### Requirements
Output only the count of lines that contain "apache".

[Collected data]
┌──
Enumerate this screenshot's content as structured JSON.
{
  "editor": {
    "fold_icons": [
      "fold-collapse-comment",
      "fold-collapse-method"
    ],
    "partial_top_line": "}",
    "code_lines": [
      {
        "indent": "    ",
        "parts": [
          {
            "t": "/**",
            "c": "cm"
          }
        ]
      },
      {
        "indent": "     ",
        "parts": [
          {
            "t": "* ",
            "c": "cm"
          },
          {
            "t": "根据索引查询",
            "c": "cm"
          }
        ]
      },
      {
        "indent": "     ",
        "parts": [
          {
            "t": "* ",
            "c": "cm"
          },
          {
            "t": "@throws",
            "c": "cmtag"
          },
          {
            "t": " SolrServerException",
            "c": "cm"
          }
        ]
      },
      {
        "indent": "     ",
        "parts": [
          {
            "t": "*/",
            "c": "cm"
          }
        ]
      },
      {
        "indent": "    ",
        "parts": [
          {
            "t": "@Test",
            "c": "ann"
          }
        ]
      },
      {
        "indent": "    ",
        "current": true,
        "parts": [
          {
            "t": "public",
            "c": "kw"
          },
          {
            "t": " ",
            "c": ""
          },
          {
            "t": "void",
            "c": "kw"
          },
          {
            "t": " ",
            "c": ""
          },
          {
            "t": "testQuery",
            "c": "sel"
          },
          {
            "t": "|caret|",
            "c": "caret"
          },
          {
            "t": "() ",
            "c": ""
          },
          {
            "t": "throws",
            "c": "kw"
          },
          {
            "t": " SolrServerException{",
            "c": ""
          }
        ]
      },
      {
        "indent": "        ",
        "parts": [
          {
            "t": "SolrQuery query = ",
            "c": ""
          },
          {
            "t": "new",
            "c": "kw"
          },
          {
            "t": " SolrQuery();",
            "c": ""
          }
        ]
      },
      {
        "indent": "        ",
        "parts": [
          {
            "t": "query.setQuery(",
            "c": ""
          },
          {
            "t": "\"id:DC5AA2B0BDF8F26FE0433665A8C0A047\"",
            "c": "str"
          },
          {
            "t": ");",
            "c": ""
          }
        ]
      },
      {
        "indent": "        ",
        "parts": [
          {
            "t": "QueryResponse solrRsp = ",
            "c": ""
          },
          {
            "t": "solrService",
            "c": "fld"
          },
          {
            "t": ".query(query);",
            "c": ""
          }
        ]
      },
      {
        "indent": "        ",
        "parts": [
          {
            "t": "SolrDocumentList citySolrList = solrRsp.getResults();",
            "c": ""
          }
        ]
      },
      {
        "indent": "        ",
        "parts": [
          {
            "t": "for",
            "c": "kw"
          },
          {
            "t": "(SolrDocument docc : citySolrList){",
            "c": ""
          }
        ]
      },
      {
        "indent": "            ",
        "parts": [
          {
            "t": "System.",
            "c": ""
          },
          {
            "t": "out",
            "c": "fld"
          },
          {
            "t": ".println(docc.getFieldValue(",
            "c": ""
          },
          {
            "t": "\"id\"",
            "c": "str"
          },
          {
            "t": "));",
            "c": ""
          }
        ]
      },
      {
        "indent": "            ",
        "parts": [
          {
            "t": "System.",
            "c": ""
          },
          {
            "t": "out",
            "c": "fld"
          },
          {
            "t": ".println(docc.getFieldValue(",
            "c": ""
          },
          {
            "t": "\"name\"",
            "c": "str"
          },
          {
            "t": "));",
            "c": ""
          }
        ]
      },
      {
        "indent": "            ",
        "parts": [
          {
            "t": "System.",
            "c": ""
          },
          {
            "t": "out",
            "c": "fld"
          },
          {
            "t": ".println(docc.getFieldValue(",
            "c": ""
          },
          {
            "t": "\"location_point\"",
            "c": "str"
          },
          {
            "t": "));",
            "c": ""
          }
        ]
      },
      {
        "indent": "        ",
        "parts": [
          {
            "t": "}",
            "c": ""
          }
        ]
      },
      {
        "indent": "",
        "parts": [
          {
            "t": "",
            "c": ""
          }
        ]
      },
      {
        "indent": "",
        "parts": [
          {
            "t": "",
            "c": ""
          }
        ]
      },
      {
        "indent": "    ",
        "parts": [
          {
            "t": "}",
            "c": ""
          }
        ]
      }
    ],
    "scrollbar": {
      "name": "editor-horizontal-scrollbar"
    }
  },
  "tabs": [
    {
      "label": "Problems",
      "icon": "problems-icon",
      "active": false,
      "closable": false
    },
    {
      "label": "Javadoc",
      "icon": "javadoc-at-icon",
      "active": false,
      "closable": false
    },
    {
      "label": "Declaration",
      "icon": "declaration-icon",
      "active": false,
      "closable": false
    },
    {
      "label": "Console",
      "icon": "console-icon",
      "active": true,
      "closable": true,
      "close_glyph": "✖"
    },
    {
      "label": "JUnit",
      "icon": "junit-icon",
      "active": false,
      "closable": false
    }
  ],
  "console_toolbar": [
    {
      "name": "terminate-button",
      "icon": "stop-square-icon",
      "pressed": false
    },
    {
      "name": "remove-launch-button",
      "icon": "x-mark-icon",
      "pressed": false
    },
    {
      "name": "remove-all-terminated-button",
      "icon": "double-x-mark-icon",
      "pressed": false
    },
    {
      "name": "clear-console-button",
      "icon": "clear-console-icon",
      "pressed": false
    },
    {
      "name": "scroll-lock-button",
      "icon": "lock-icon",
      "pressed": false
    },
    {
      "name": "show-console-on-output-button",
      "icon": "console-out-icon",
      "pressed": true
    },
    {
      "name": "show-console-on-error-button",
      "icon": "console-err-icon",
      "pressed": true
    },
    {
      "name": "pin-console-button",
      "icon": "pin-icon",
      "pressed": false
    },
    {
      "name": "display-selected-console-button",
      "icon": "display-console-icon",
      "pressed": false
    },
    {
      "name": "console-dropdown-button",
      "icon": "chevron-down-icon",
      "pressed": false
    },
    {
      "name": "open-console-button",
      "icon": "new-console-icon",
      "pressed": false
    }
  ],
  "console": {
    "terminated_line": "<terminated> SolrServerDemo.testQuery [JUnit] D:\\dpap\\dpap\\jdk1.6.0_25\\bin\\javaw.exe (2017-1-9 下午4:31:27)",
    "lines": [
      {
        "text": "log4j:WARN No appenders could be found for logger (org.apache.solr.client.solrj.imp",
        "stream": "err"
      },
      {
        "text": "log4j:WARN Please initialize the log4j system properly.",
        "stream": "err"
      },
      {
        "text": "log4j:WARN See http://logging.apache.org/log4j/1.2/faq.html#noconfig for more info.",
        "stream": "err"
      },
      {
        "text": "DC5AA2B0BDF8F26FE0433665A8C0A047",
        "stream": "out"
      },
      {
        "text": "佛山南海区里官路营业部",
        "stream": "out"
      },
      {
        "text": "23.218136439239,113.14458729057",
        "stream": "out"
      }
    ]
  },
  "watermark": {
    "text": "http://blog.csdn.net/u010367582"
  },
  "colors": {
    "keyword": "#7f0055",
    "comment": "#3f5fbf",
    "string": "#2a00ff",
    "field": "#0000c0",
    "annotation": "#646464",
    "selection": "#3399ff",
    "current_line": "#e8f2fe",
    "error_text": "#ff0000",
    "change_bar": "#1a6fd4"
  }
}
└──
### The result
2